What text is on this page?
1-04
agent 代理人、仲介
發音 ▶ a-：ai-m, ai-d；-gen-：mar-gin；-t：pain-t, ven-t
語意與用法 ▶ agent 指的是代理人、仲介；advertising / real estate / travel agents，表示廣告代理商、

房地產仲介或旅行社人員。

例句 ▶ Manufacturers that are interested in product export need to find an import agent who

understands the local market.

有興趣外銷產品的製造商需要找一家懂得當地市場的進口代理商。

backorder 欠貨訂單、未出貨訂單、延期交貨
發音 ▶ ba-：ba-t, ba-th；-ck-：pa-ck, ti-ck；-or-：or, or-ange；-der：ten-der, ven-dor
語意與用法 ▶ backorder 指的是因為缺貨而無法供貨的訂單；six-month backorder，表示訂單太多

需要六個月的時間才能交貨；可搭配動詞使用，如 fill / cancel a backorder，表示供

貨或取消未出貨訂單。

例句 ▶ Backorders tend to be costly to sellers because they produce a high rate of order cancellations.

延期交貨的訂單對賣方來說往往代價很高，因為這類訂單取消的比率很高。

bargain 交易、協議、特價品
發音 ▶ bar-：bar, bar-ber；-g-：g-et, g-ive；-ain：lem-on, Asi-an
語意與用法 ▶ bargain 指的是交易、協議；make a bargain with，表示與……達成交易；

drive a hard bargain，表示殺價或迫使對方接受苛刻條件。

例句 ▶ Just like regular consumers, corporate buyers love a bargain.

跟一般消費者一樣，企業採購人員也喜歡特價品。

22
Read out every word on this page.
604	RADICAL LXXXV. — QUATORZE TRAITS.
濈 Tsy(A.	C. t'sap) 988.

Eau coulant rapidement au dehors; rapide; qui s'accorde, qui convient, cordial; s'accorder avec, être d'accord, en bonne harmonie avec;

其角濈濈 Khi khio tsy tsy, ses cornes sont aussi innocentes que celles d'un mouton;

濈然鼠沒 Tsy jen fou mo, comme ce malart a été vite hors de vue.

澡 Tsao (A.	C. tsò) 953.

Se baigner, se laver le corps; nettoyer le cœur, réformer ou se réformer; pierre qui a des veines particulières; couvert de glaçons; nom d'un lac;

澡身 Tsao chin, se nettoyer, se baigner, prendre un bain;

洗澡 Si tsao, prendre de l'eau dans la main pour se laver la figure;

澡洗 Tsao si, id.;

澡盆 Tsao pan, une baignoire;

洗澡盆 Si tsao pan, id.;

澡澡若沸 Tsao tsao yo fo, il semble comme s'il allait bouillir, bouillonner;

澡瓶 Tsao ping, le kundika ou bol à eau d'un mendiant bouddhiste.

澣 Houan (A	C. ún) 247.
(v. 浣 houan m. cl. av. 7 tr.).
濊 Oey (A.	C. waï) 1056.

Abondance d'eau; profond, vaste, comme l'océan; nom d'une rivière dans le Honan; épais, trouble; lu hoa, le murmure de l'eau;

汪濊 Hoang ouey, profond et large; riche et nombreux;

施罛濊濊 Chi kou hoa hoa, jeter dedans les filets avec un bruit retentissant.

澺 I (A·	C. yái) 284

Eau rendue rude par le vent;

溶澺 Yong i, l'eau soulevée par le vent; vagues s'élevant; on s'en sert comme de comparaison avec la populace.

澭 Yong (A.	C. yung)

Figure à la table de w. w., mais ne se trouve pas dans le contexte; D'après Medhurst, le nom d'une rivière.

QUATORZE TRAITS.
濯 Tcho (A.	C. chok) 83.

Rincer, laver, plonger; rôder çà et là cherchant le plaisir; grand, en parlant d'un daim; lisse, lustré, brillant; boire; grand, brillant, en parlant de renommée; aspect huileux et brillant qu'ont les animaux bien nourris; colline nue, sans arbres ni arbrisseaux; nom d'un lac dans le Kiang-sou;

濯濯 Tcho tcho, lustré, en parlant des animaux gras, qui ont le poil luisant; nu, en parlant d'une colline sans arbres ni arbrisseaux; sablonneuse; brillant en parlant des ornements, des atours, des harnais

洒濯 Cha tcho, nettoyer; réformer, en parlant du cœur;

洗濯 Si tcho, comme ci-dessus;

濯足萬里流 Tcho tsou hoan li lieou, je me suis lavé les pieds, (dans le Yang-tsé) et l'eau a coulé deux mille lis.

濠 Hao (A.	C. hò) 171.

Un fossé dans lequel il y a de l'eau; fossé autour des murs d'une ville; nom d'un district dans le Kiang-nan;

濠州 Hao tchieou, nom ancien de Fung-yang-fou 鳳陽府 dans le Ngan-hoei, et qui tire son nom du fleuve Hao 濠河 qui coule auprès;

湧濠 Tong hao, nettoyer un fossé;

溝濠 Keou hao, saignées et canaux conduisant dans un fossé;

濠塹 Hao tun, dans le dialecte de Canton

------------

EXERCISE REQUIREMENTS: Extract the full set of entries word for word.

SOLUTION TO THIS TASK:
What text is on this page?
1-04
agent 代理人、仲介
發音 ▶ a-：ai-m, ai-d；-gen-：mar-gin；-t：pain-t, ven-t
語意與用法 ▶ agent 指的是代理人、仲介；advertising / real estate / travel agents，表示廣告代理商、

房地產仲介或旅行社人員。

例句 ▶ Manufacturers that are interested in product export need to find an import agent who

understands the local market.

有興趣外銷產品的製造商需要找一家懂得當地市場的進口代理商。

backorder 欠貨訂單、未出貨訂單、延期交貨
發音 ▶ ba-：ba-t, ba-th；-ck-：pa-ck, ti-ck；-or-：or, or-ange；-der：ten-der, ven-dor
語意與用法 ▶ backorder 指的是因為缺貨而無法供貨的訂單；six-month backorder，表示訂單太多

需要六個月的時間才能交貨；可搭配動詞使用，如 fill / cancel a backorder，表示供

貨或取消未出貨訂單。

例句 ▶ Backorders tend to be costly to sellers because they produce a high rate of order cancellations.

延期交貨的訂單對賣方來說往往代價很高，因為這類訂單取消的比率很高。

bargain 交易、協議、特價品
發音 ▶ bar-：bar, bar-ber；-g-：g-et, g-ive；-ain：lem-on, Asi-an
語意與用法 ▶ bargain 指的是交易、協議；make a bargain with，表示與……達成交易；

drive a hard bargain，表示殺價或迫使對方接受苛刻條件。

例句 ▶ Just like regular consumers, corporate buyers love a bargain.

跟一般消費者一樣，企業採購人員也喜歡特價品。

22
Read out every word on this page.
604	RADICAL LXXXV. — QUATORZE TRAITS.
濈 Tsy(A.	C. t'sap) 988.

Eau coulant rapidement au dehors; rapide; qui s'accorde, qui convient, cordial; s'accorder avec, être d'accord, en bonne harmonie avec;

其角濈濈 Khi khio tsy tsy, ses cornes sont aussi innocentes que celles d'un mouton;

濈然鼠沒 Tsy jen fou mo, comme ce malart a été vite hors de vue.

澡 Tsao (A.	C. tsò) 953.

Se baigner, se laver le corps; nettoyer le cœur, réformer ou se réformer; pierre qui a des veines particulières; couvert de glaçons; nom d'un lac;

澡身 Tsao chin, se nettoyer, se baigner, prendre un bain;

洗澡 Si tsao, prendre de l'eau dans la main pour se laver la figure;

澡洗 Tsao si, id.;

澡盆 Tsao pan, une baignoire;

洗澡盆 Si tsao pan, id.;

澡澡若沸 Tsao tsao yo fo, il semble comme s'il allait bouillir, bouillonner;

澡瓶 Tsao ping, le kundika ou bol à eau d'un mendiant bouddhiste.

澣 Houan (A	C. ún) 247.
(v. 浣 houan m. cl. av. 7 tr.).
濊 Oey (A.	C. waï) 1056.

Abondance d'eau; profond, vaste, comme l'océan; nom d'une rivière dans le Honan; épais, trouble; lu hoa, le murmure de l'eau;

汪濊 Hoang ouey, profond et large; riche et nombreux;

施罛濊濊 Chi kou hoa hoa, jeter dedans les filets avec un bruit retentissant.

澺 I (A·	C. yái) 284

Eau rendue rude par le vent;

溶澺 Yong i, l'eau soulevée par le vent; vagues s'élevant; on s'en sert comme de comparaison avec la populace.

澭 Yong (A.	C. yung)

Figure à la table de w. w., mais ne se trouve pas dans le contexte; D'après Medhurst, le nom d'une rivière.

QUATORZE TRAITS.
濯 Tcho (A.	C. chok) 83.

Rincer, laver, plonger; rôder çà et là cherchant le plaisir; grand, en parlant d'un daim; lisse, lustré, brillant; boire; grand, brillant, en parlant de renommée; aspect huileux et brillant qu'ont les animaux bien nourris; colline nue, sans arbres ni arbrisseaux; nom d'un lac dans le Kiang-sou;

濯濯 Tcho tcho, lustré, en parlant des animaux gras, qui ont le poil luisant; nu, en parlant d'une colline sans arbres ni arbrisseaux; sablonneuse; brillant en parlant des ornements, des atours, des harnais

洒濯 Cha tcho, nettoyer; réformer, en parlant du cœur;

洗濯 Si tcho, comme ci-dessus;

濯足萬里流 Tcho tsou hoan li lieou, je me suis lavé les pieds, (dans le Yang-tsé) et l'eau a coulé deux mille lis.

濠 Hao (A.	C. hò) 171.

Un fossé dans lequel il y a de l'eau; fossé autour des murs d'une ville; nom d'un district dans le Kiang-nan;

濠州 Hao tchieou, nom ancien de Fung-yang-fou 鳳陽府 dans le Ngan-hoei, et qui tire son nom du fleuve Hao 濠河 qui coule auprès;

湧濠 Tong hao, nettoyer un fossé;

溝濠 Keou hao, saignées et canaux conduisant dans un fossé;

濠塹 Hao tun, dans le dialecte de Canton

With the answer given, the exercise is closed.